-- start --
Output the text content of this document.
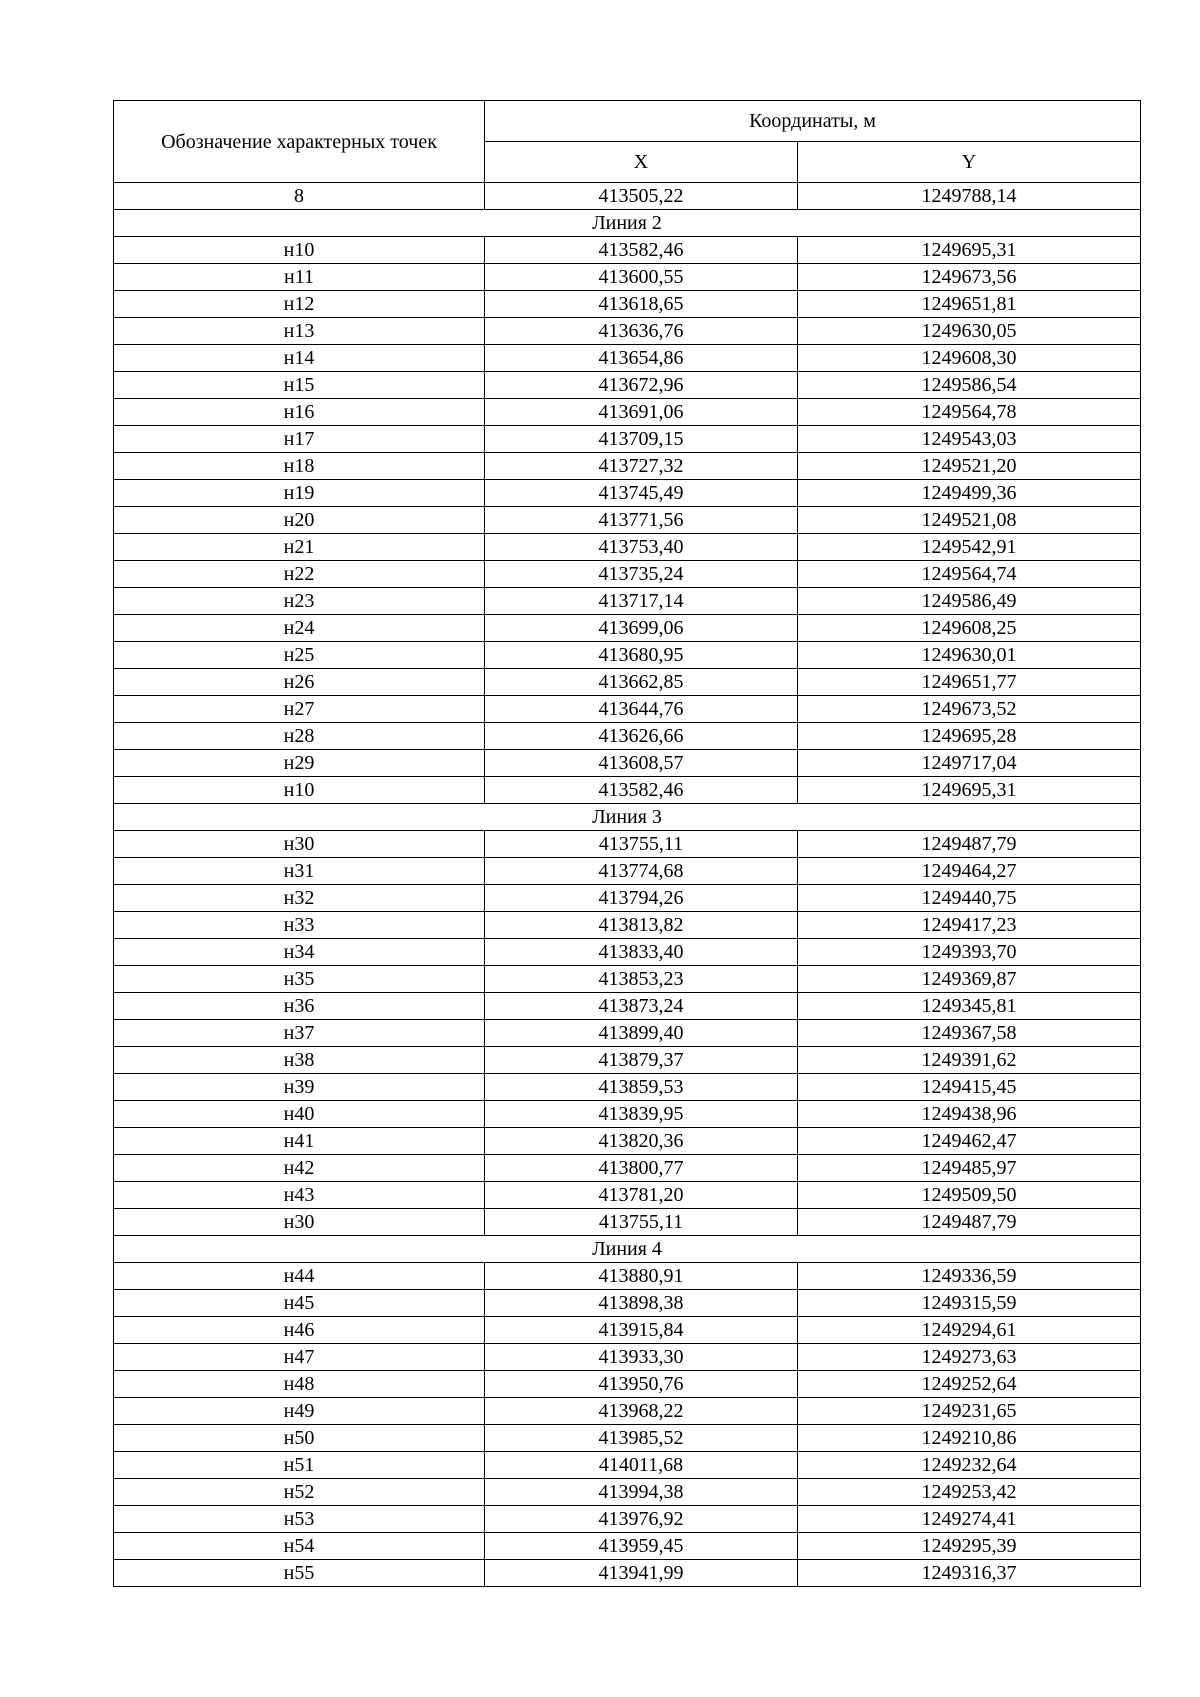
Обозначение характерных точек	Координаты, м	
	X	Y
8	413505,22	1249788,14
Линия 2		
н10	413582,46	1249695,31
н11	413600,55	1249673,56
н12	413618,65	1249651,81
н13	413636,76	1249630,05
н14	413654,86	1249608,30
н15	413672,96	1249586,54
н16	413691,06	1249564,78
н17	413709,15	1249543,03
н18	413727,32	1249521,20
н19	413745,49	1249499,36
н20	413771,56	1249521,08
н21	413753,40	1249542,91
н22	413735,24	1249564,74
н23	413717,14	1249586,49
н24	413699,06	1249608,25
н25	413680,95	1249630,01
н26	413662,85	1249651,77
н27	413644,76	1249673,52
н28	413626,66	1249695,28
н29	413608,57	1249717,04
н10	413582,46	1249695,31
Линия 3		
н30	413755,11	1249487,79
н31	413774,68	1249464,27
н32	413794,26	1249440,75
н33	413813,82	1249417,23
н34	413833,40	1249393,70
н35	413853,23	1249369,87
н36	413873,24	1249345,81
н37	413899,40	1249367,58
н38	413879,37	1249391,62
н39	413859,53	1249415,45
н40	413839,95	1249438,96
н41	413820,36	1249462,47
н42	413800,77	1249485,97
н43	413781,20	1249509,50
н30	413755,11	1249487,79
Линия 4		
н44	413880,91	1249336,59
н45	413898,38	1249315,59
н46	413915,84	1249294,61
н47	413933,30	1249273,63
н48	413950,76	1249252,64
н49	413968,22	1249231,65
н50	413985,52	1249210,86
н51	414011,68	1249232,64
н52	413994,38	1249253,42
н53	413976,92	1249274,41
н54	413959,45	1249295,39
н55	413941,99	1249316,37
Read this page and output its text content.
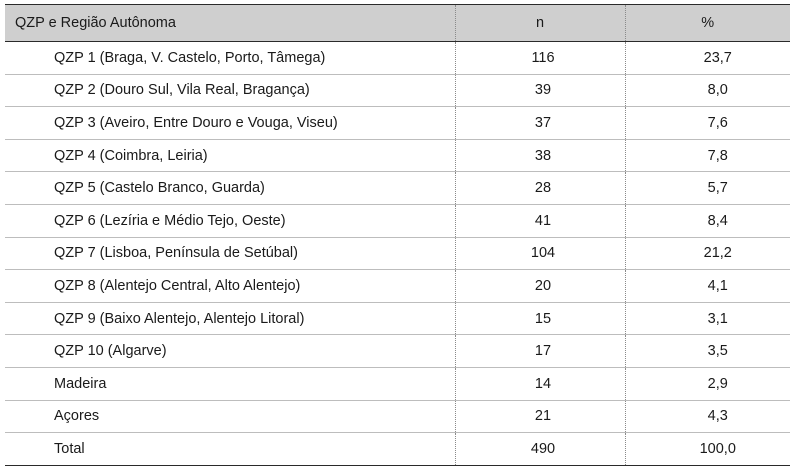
QZP e Região Autônoma	n	%
QZP 1 (Braga, V. Castelo, Porto, Tâmega)	116	23,7
QZP 2 (Douro Sul, Vila Real, Bragança)	39	8,0
QZP 3 (Aveiro, Entre Douro e Vouga, Viseu)	37	7,6
QZP 4 (Coimbra, Leiria)	38	7,8
QZP 5 (Castelo Branco, Guarda)	28	5,7
QZP 6 (Lezíria e Médio Tejo, Oeste)	41	8,4
QZP 7 (Lisboa, Península de Setúbal)	104	21,2
QZP 8 (Alentejo Central, Alto Alentejo)	20	4,1
QZP 9 (Baixo Alentejo, Alentejo Litoral)	15	3,1
QZP 10 (Algarve)	17	3,5
Madeira	14	2,9
Açores	21	4,3
Total	490	100,0
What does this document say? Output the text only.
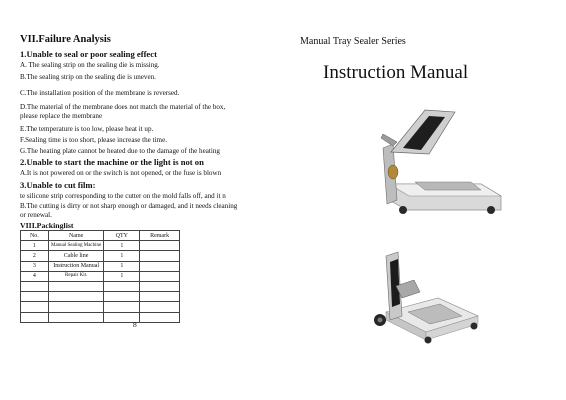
VII.Failure Analysis
1.Unable to seal or poor sealing effect
A. The sealing strip on the sealing die is missing.
B.The sealing strip on the sealing die is uneven.
C.The installation position of the membrane is reversed.
D.The material of the membrane does not match the material of the box,
please replace the membrane
E.The temperature is too low, please heat it up.
F.Sealing time is too short, please increase the time.
G.The heating plate cannot be heated due to the damage of the heating
2.Unable to start the machine or the light is not on
A.It is not powered on or the switch is not opened, or the fuse is blown
3.Unable to cut film:
te silicone strip corresponding to the cutter on the mold falls off, and it n
B.The cutting is dirty or not sharp enough or damaged, and it needs cleaning
or renewal.
VIII.Packinglist
No.	Name	QTY	Remark
1	Manual Sealing Machine	1	
2	Cable line	1	
3	Instruction Manual	1	
4	Repair Kit.	1	

8
Manual Tray Sealer Series
Instruction Manual
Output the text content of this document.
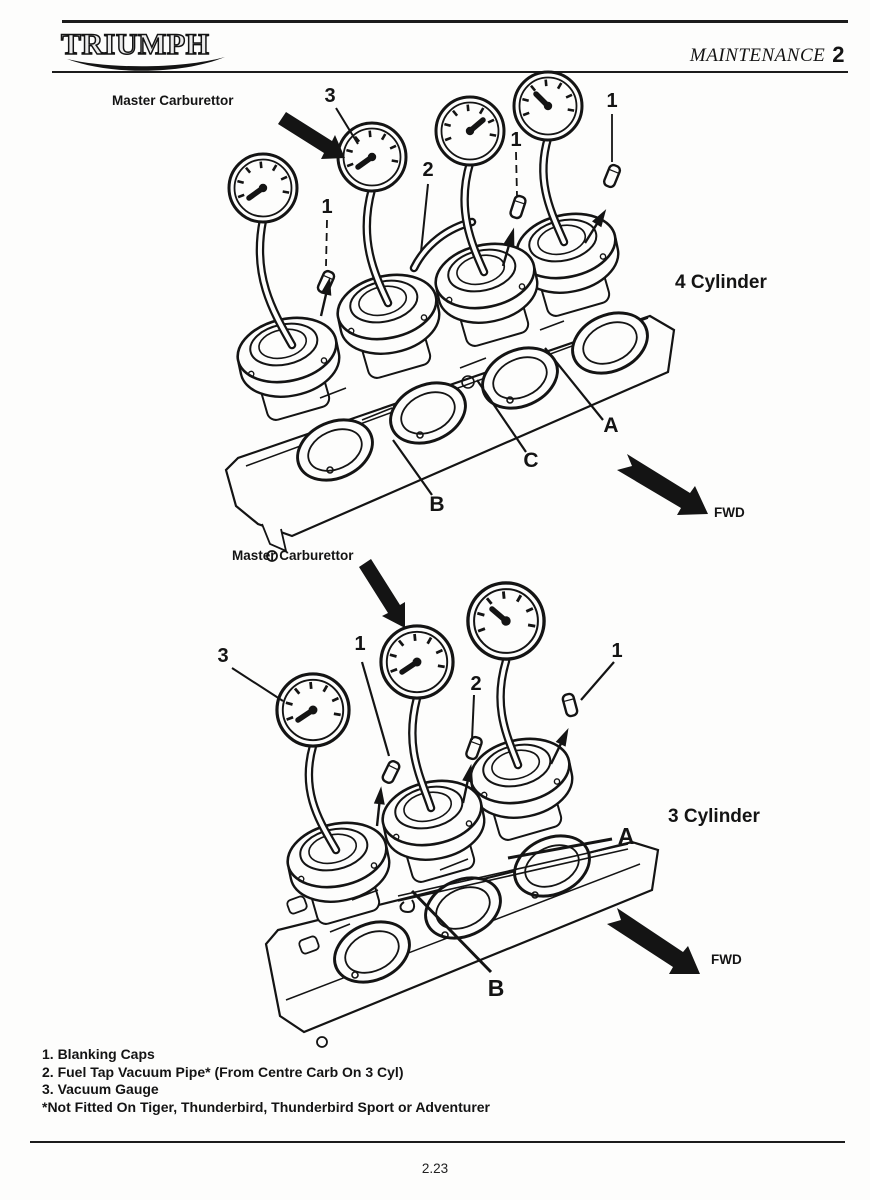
TRIUMPH	MAINTENANCE 2
Master Carburettor	3
1
2
1
1
4 Cylinder
A
C
B	FWD
Master Carburettor
3
1
2
1
3 Cylinder
A
B
FWD
1. Blanking Caps
2. Fuel Tap Vacuum Pipe* (From Centre Carb On 3 Cyl)
3. Vacuum Gauge
*Not Fitted On Tiger, Thunderbird, Thunderbird Sport or Adventurer
2.23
-- end --
What the task requires:
Leave the pictures out and reproduce each record exactly as written.

Task result:
Output the text content of this document.
Обозначение характерных точек	Координаты, м	
	X	Y
8	413505,22	1249788,14
Линия 2		
н10	413582,46	1249695,31
н11	413600,55	1249673,56
н12	413618,65	1249651,81
н13	413636,76	1249630,05
н14	413654,86	1249608,30
н15	413672,96	1249586,54
н16	413691,06	1249564,78
н17	413709,15	1249543,03
н18	413727,32	1249521,20
н19	413745,49	1249499,36
н20	413771,56	1249521,08
н21	413753,40	1249542,91
н22	413735,24	1249564,74
н23	413717,14	1249586,49
н24	413699,06	1249608,25
н25	413680,95	1249630,01
н26	413662,85	1249651,77
н27	413644,76	1249673,52
н28	413626,66	1249695,28
н29	413608,57	1249717,04
н10	413582,46	1249695,31
Линия 3		
н30	413755,11	1249487,79
н31	413774,68	1249464,27
н32	413794,26	1249440,75
н33	413813,82	1249417,23
н34	413833,40	1249393,70
н35	413853,23	1249369,87
н36	413873,24	1249345,81
н37	413899,40	1249367,58
н38	413879,37	1249391,62
н39	413859,53	1249415,45
н40	413839,95	1249438,96
н41	413820,36	1249462,47
н42	413800,77	1249485,97
н43	413781,20	1249509,50
н30	413755,11	1249487,79
Линия 4		
н44	413880,91	1249336,59
н45	413898,38	1249315,59
н46	413915,84	1249294,61
н47	413933,30	1249273,63
н48	413950,76	1249252,64
н49	413968,22	1249231,65
н50	413985,52	1249210,86
н51	414011,68	1249232,64
н52	413994,38	1249253,42
н53	413976,92	1249274,41
н54	413959,45	1249295,39
н55	413941,99	1249316,37
Read this page and output its text content.
QZP e Região Autônoma	n	%
QZP 1 (Braga, V. Castelo, Porto, Tâmega)	116	23,7
QZP 2 (Douro Sul, Vila Real, Bragança)	39	8,0
QZP 3 (Aveiro, Entre Douro e Vouga, Viseu)	37	7,6
QZP 4 (Coimbra, Leiria)	38	7,8
QZP 5 (Castelo Branco, Guarda)	28	5,7
QZP 6 (Lezíria e Médio Tejo, Oeste)	41	8,4
QZP 7 (Lisboa, Península de Setúbal)	104	21,2
QZP 8 (Alentejo Central, Alto Alentejo)	20	4,1
QZP 9 (Baixo Alentejo, Alentejo Litoral)	15	3,1
QZP 10 (Algarve)	17	3,5
Madeira	14	2,9
Açores	21	4,3
Total	490	100,0
What does this document say? Output the text only.
VII.Failure Analysis
1.Unable to seal or poor sealing effect
A. The sealing strip on the sealing die is missing.
B.The sealing strip on the sealing die is uneven.
C.The installation position of the membrane is reversed.
D.The material of the membrane does not match the material of the box,
please replace the membrane
E.The temperature is too low, please heat it up.
F.Sealing time is too short, please increase the time.
G.The heating plate cannot be heated due to the damage of the heating
2.Unable to start the machine or the light is not on
A.It is not powered on or the switch is not opened, or the fuse is blown
3.Unable to cut film:
te silicone strip corresponding to the cutter on the mold falls off, and it n
B.The cutting is dirty or not sharp enough or damaged, and it needs cleaning
or renewal.
VIII.Packinglist
No.	Name	QTY	Remark
1	Manual Sealing Machine	1	
2	Cable line	1	
3	Instruction Manual	1	
4	Repair Kit.	1	

8
Manual Tray Sealer Series
Instruction Manual
Output the text content of this document.
TRIUMPH	MAINTENANCE 2
Master Carburettor	3
1
2
1
1
4 Cylinder
A
C
B	FWD
Master Carburettor
3
1
2
1
3 Cylinder
A
B
FWD
1. Blanking Caps
2. Fuel Tap Vacuum Pipe* (From Centre Carb On 3 Cyl)
3. Vacuum Gauge
*Not Fitted On Tiger, Thunderbird, Thunderbird Sport or Adventurer
2.23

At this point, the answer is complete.